» **What is needed**: Pick out each line in these entries that contains the string "liệu".

» **Working data**:

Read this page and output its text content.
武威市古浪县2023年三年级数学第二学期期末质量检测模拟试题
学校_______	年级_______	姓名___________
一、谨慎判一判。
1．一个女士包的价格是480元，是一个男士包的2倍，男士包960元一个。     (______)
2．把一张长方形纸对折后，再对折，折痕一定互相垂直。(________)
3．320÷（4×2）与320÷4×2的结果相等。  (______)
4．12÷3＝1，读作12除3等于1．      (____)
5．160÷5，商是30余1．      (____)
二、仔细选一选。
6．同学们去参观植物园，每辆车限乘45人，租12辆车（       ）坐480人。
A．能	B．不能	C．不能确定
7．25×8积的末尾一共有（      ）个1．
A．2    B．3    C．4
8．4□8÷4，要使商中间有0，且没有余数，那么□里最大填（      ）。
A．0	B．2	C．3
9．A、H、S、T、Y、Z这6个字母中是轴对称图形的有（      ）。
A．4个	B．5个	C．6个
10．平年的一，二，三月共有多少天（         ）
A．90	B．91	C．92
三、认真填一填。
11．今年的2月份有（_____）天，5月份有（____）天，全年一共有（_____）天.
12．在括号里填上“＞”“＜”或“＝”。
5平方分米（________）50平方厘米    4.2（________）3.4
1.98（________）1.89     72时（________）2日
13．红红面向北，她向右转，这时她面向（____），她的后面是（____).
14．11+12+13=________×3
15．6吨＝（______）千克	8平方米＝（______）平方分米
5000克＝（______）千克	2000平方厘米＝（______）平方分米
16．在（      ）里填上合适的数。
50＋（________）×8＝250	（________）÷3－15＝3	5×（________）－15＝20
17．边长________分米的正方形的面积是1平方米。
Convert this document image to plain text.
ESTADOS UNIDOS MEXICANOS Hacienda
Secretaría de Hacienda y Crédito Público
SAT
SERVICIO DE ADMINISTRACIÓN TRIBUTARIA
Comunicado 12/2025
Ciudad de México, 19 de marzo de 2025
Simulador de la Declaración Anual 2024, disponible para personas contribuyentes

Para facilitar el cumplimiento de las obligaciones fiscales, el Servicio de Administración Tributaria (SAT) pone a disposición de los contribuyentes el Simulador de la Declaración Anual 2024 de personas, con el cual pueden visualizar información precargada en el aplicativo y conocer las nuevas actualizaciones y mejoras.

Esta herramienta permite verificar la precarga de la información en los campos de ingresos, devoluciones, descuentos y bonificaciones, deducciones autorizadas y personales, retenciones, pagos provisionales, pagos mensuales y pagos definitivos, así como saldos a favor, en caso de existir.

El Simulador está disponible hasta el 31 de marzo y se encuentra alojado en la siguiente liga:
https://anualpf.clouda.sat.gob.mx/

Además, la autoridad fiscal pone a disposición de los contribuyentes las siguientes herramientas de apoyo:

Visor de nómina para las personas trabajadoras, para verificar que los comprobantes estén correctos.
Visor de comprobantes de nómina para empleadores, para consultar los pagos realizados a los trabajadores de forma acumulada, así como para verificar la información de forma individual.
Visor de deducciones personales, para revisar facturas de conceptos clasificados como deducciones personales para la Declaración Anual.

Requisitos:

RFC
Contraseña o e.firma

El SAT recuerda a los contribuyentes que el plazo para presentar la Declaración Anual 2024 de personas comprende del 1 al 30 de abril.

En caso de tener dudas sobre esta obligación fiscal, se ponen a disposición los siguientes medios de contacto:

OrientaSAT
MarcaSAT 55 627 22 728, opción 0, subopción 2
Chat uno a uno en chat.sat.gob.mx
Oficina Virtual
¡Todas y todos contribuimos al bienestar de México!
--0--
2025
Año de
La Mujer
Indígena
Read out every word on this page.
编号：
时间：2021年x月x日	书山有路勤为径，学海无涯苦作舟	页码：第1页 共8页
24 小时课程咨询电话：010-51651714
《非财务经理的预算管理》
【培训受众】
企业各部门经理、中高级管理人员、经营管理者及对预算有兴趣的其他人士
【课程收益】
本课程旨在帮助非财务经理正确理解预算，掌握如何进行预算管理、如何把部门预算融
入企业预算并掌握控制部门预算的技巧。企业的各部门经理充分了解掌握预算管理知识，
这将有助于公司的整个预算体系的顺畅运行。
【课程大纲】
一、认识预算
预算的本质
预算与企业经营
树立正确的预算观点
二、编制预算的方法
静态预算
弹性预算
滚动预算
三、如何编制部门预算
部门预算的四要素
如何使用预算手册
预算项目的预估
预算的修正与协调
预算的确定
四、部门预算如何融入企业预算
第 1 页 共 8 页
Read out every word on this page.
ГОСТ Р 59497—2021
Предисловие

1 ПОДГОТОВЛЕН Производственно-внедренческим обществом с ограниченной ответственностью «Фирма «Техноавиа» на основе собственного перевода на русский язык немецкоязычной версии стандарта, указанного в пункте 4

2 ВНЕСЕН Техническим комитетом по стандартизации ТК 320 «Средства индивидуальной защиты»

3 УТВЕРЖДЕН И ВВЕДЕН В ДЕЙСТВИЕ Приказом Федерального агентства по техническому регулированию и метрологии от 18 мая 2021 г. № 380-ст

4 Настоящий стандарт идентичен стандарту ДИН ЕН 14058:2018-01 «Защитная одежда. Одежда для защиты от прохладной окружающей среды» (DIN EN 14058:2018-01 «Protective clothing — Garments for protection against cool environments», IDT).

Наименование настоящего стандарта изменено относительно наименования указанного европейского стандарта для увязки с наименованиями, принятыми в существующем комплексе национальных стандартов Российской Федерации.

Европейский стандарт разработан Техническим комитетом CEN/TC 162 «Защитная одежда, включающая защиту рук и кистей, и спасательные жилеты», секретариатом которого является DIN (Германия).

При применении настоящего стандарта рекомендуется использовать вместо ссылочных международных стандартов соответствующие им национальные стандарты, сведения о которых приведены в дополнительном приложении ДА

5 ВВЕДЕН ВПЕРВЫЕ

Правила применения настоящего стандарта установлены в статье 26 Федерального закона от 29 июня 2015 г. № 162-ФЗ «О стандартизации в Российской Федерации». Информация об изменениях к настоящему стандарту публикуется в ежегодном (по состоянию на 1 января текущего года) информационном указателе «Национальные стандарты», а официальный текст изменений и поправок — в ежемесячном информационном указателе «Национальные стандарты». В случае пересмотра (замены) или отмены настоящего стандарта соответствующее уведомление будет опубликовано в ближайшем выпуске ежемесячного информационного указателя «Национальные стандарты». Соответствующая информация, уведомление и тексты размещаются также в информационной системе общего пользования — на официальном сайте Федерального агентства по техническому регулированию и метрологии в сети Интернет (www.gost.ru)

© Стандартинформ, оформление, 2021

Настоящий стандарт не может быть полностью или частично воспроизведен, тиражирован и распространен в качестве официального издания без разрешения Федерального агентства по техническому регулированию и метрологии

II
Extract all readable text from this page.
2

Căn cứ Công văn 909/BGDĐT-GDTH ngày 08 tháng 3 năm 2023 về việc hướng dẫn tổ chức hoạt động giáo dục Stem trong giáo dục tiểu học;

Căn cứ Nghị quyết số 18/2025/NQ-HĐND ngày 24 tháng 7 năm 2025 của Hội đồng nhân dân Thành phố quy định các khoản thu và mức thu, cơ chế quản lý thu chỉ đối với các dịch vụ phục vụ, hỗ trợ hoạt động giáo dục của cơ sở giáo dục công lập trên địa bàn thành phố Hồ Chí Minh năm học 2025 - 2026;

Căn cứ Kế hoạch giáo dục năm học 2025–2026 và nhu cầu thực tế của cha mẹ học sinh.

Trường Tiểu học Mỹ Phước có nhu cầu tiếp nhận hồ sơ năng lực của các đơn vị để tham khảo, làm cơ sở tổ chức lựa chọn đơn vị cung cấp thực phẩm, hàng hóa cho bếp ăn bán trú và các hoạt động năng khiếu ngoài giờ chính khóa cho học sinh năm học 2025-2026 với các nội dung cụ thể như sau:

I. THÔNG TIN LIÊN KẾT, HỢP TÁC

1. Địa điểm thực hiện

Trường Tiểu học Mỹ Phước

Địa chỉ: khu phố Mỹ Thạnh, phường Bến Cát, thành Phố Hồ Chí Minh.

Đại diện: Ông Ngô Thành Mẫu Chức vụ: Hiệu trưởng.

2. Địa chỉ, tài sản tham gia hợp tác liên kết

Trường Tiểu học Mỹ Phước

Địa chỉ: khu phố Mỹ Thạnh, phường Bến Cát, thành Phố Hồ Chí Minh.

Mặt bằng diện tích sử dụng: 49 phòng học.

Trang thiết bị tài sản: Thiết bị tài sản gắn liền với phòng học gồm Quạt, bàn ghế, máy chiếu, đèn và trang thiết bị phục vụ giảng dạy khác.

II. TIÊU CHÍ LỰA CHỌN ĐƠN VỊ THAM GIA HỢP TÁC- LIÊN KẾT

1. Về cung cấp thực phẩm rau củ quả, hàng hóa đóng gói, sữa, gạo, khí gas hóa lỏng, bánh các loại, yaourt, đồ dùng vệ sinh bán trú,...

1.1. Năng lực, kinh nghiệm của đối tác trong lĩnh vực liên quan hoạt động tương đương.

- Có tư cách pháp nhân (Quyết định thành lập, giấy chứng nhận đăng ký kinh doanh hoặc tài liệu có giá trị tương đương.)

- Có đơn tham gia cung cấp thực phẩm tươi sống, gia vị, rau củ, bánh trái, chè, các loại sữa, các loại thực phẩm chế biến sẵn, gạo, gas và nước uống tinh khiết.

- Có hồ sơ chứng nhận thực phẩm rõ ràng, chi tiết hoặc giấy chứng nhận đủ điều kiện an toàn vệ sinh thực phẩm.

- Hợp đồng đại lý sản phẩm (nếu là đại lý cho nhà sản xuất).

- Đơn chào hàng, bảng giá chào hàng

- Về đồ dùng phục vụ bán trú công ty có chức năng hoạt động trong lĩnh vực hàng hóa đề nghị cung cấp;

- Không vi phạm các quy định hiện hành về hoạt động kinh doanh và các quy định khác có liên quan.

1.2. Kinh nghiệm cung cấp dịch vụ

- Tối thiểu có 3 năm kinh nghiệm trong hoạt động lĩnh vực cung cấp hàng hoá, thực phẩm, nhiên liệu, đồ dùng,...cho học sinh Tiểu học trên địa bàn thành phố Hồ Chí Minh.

» **Expected output**:
- Có tư cách pháp nhân (Quyết định thành lập, giấy chứng nhận đăng ký kinh doanh hoặc tài liệu có giá trị tương đương.)
- Tối thiểu có 3 năm kinh nghiệm trong hoạt động lĩnh vực cung cấp hàng hoá, thực phẩm, nhiên liệu, đồ dùng,...cho học sinh Tiểu học trên địa bàn thành phố Hồ Chí Minh.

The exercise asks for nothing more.